> **RECORDS FOR THE EXERCISE**
----------

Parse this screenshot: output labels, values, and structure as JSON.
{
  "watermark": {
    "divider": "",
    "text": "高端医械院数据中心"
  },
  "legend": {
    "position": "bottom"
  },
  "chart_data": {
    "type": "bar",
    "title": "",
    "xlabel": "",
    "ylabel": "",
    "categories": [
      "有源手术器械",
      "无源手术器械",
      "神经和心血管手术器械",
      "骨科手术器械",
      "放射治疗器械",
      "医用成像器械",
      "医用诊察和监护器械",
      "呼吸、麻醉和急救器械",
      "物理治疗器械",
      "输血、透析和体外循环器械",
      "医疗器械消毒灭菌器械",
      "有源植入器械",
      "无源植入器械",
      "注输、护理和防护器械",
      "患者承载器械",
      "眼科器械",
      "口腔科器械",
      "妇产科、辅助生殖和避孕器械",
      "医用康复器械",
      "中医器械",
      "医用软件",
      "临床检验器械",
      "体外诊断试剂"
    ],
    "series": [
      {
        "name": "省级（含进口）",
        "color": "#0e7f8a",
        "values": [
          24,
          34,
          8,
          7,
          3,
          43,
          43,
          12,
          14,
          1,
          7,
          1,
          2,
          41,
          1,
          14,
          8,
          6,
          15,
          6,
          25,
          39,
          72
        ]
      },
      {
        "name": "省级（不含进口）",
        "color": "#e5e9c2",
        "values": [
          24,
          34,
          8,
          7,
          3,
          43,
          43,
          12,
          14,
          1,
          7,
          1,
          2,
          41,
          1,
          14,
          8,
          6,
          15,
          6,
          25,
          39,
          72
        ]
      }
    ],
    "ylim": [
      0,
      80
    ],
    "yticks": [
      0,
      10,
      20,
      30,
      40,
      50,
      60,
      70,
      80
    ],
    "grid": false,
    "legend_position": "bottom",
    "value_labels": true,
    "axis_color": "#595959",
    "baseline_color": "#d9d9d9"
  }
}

----------

> **WHAT IS BEING ASKED**
Reproduce each entry exactly, leaving out nothing.

> **ANSWER TO THIS TASK**
Parse this screenshot: output labels, values, and structure as JSON.
{
  "watermark": {
    "divider": "",
    "text": "高端医械院数据中心"
  },
  "legend": {
    "position": "bottom"
  },
  "chart_data": {
    "type": "bar",
    "title": "",
    "xlabel": "",
    "ylabel": "",
    "categories": [
      "有源手术器械",
      "无源手术器械",
      "神经和心血管手术器械",
      "骨科手术器械",
      "放射治疗器械",
      "医用成像器械",
      "医用诊察和监护器械",
      "呼吸、麻醉和急救器械",
      "物理治疗器械",
      "输血、透析和体外循环器械",
      "医疗器械消毒灭菌器械",
      "有源植入器械",
      "无源植入器械",
      "注输、护理和防护器械",
      "患者承载器械",
      "眼科器械",
      "口腔科器械",
      "妇产科、辅助生殖和避孕器械",
      "医用康复器械",
      "中医器械",
      "医用软件",
      "临床检验器械",
      "体外诊断试剂"
    ],
    "series": [
      {
        "name": "省级（含进口）",
        "color": "#0e7f8a",
        "values": [
          24,
          34,
          8,
          7,
          3,
          43,
          43,
          12,
          14,
          1,
          7,
          1,
          2,
          41,
          1,
          14,
          8,
          6,
          15,
          6,
          25,
          39,
          72
        ]
      },
      {
        "name": "省级（不含进口）",
        "color": "#e5e9c2",
        "values": [
          24,
          34,
          8,
          7,
          3,
          43,
          43,
          12,
          14,
          1,
          7,
          1,
          2,
          41,
          1,
          14,
          8,
          6,
          15,
          6,
          25,
          39,
          72
        ]
      }
    ],
    "ylim": [
      0,
      80
    ],
    "yticks": [
      0,
      10,
      20,
      30,
      40,
      50,
      60,
      70,
      80
    ],
    "grid": false,
    "legend_position": "bottom",
    "value_labels": true,
    "axis_color": "#595959",
    "baseline_color": "#d9d9d9"
  }
}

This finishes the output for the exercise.